- AIM: Set down exactly the lines that run from the line with "Transcribe this image's" to the end of the data, and nothing else.

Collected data
>>>>

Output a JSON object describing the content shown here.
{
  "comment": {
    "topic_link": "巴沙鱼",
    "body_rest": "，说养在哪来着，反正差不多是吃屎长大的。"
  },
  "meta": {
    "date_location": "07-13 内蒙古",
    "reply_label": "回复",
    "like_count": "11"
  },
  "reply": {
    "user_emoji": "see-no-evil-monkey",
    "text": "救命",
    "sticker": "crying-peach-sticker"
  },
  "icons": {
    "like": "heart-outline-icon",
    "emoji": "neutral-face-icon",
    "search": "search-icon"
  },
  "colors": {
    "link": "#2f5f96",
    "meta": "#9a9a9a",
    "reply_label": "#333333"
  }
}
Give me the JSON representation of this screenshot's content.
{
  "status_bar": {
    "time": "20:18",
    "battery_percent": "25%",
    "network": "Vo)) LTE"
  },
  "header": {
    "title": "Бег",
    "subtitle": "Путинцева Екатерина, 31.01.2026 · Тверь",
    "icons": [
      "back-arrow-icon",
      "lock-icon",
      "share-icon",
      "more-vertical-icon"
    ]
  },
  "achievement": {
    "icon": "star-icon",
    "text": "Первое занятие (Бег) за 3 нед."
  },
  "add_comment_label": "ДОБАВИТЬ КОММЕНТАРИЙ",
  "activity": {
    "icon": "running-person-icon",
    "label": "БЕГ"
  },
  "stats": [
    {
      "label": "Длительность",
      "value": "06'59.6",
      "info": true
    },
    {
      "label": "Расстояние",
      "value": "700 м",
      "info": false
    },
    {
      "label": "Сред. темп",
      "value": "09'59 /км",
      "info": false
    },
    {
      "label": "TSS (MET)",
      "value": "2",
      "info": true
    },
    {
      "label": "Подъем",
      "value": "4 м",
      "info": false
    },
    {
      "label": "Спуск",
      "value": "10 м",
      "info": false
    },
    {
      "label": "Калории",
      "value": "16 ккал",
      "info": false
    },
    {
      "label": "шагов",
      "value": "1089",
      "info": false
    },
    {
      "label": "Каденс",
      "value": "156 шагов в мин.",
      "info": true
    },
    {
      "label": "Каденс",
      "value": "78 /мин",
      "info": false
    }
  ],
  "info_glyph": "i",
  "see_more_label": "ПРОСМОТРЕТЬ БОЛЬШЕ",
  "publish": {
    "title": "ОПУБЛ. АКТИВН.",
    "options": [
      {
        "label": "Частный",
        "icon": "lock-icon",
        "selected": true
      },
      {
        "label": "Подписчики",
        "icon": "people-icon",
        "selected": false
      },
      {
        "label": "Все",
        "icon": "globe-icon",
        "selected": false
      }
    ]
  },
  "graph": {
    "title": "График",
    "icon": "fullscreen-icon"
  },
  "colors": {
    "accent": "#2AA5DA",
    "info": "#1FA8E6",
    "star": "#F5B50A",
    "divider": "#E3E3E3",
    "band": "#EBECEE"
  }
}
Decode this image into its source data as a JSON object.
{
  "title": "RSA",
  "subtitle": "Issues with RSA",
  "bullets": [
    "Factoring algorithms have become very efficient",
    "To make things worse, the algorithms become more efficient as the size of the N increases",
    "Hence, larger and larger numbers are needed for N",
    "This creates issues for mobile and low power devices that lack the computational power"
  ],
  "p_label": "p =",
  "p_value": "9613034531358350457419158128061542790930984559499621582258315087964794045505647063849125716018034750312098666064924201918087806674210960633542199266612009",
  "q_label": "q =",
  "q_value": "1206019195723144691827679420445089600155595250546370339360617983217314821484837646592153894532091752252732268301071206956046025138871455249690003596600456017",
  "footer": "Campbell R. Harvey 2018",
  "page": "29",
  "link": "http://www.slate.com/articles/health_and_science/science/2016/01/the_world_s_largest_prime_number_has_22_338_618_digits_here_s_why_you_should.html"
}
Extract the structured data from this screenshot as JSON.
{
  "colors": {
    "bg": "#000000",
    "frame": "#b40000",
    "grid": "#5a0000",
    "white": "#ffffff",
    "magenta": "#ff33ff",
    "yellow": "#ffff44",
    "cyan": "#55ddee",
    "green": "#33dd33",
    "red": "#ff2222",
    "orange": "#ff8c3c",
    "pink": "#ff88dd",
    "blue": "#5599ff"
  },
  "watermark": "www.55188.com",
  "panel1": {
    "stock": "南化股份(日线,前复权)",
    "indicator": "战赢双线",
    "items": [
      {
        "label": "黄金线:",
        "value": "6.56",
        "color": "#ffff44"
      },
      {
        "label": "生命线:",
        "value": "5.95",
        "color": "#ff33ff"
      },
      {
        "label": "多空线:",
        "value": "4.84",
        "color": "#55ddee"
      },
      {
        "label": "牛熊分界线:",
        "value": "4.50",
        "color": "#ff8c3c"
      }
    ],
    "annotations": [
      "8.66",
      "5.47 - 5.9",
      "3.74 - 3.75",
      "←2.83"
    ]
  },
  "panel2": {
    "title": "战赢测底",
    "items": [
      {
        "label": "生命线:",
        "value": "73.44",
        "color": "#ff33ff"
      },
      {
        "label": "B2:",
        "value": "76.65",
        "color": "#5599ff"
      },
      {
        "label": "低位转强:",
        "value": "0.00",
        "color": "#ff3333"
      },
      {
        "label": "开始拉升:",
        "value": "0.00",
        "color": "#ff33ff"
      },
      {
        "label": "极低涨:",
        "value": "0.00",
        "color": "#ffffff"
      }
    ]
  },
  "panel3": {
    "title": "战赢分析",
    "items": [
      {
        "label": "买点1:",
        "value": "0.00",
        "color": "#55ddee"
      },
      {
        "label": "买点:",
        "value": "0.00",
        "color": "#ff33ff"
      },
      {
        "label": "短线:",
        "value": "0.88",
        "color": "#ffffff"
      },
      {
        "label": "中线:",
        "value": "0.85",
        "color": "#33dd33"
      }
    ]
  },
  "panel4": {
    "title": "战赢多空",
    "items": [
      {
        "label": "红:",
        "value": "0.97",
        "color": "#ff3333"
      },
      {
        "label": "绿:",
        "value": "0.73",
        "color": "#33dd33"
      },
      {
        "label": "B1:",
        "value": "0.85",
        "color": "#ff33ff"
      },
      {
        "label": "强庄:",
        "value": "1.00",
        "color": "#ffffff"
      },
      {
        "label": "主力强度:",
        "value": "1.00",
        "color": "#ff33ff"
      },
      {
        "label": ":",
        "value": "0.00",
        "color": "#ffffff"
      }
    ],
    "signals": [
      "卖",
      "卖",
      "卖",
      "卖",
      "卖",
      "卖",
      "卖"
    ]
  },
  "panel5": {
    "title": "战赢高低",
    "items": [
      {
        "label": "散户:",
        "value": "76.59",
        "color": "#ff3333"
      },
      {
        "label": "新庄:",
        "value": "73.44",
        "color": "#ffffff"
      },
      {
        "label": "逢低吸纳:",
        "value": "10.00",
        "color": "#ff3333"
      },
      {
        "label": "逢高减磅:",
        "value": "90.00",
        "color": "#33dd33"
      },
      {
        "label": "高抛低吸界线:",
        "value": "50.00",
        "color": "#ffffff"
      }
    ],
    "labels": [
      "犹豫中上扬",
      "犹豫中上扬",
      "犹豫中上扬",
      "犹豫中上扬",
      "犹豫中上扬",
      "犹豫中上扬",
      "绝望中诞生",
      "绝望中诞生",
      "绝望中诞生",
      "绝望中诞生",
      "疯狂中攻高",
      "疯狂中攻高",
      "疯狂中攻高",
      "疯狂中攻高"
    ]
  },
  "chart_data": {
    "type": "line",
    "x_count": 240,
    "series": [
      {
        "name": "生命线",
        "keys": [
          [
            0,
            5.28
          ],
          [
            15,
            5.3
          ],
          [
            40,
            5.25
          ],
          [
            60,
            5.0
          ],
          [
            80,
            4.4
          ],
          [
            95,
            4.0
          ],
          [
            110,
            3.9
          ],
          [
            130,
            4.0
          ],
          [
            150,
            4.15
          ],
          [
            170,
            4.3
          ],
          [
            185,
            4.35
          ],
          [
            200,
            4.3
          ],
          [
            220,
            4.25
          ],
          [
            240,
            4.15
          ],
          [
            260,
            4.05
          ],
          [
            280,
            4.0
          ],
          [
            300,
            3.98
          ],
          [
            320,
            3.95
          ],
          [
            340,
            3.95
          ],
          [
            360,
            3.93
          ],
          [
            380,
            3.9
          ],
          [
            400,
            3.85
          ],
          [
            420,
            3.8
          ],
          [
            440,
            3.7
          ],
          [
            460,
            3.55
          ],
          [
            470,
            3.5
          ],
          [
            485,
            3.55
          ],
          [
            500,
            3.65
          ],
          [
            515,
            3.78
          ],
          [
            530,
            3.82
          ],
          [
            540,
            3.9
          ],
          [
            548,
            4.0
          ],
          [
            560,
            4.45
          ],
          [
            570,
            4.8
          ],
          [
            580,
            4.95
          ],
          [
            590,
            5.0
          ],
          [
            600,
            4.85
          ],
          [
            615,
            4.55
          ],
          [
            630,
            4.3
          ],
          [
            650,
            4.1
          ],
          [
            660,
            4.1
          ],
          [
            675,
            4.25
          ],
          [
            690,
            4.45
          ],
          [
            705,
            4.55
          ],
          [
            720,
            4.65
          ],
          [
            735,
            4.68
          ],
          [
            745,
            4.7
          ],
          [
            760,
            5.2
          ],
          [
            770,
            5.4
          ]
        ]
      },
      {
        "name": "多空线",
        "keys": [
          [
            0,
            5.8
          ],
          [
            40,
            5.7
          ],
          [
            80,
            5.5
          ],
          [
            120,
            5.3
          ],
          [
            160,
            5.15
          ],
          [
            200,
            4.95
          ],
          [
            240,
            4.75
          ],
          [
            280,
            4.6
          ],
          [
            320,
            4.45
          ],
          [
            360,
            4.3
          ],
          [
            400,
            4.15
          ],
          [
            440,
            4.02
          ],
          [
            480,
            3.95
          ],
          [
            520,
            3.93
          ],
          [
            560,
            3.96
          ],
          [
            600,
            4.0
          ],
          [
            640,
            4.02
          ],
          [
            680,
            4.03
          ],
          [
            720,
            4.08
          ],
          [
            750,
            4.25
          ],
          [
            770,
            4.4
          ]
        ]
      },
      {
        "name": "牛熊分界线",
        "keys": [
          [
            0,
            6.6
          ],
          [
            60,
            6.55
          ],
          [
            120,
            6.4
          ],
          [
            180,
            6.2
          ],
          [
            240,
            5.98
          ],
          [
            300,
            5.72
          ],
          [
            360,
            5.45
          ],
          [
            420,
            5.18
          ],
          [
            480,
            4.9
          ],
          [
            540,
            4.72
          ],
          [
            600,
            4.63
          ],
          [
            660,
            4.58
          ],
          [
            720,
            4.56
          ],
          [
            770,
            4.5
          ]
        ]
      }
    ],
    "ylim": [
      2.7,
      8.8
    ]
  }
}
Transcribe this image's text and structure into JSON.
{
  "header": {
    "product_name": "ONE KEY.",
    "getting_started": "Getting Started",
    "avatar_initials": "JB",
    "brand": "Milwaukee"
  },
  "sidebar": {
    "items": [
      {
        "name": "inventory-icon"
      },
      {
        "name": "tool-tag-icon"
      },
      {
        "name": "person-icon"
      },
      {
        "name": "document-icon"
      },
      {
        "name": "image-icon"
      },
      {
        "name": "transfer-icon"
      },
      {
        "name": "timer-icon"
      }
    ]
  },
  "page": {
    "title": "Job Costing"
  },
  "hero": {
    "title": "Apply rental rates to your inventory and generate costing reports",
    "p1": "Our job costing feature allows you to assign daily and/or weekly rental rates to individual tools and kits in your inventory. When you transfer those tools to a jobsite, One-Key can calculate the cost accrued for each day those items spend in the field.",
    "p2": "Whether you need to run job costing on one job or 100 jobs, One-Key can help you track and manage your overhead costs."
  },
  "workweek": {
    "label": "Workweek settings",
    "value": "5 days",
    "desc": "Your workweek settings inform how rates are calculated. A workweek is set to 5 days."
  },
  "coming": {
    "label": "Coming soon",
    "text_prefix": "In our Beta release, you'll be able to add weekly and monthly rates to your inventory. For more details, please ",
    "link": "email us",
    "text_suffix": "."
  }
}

<<<<

- OUTPUT FOR THIS TASK:
Transcribe this image's text and structure into JSON.
{
  "header": {
    "product_name": "ONE KEY.",
    "getting_started": "Getting Started",
    "avatar_initials": "JB",
    "brand": "Milwaukee"
  },
  "sidebar": {
    "items": [
      {
        "name": "inventory-icon"
      },
      {
        "name": "tool-tag-icon"
      },
      {
        "name": "person-icon"
      },
      {
        "name": "document-icon"
      },
      {
        "name": "image-icon"
      },
      {
        "name": "transfer-icon"
      },
      {
        "name": "timer-icon"
      }
    ]
  },
  "page": {
    "title": "Job Costing"
  },
  "hero": {
    "title": "Apply rental rates to your inventory and generate costing reports",
    "p1": "Our job costing feature allows you to assign daily and/or weekly rental rates to individual tools and kits in your inventory. When you transfer those tools to a jobsite, One-Key can calculate the cost accrued for each day those items spend in the field.",
    "p2": "Whether you need to run job costing on one job or 100 jobs, One-Key can help you track and manage your overhead costs."
  },
  "workweek": {
    "label": "Workweek settings",
    "value": "5 days",
    "desc": "Your workweek settings inform how rates are calculated. A workweek is set to 5 days."
  },
  "coming": {
    "label": "Coming soon",
    "text_prefix": "In our Beta release, you'll be able to add weekly and monthly rates to your inventory. For more details, please ",
    "link": "email us",
    "text_suffix": "."
  }
}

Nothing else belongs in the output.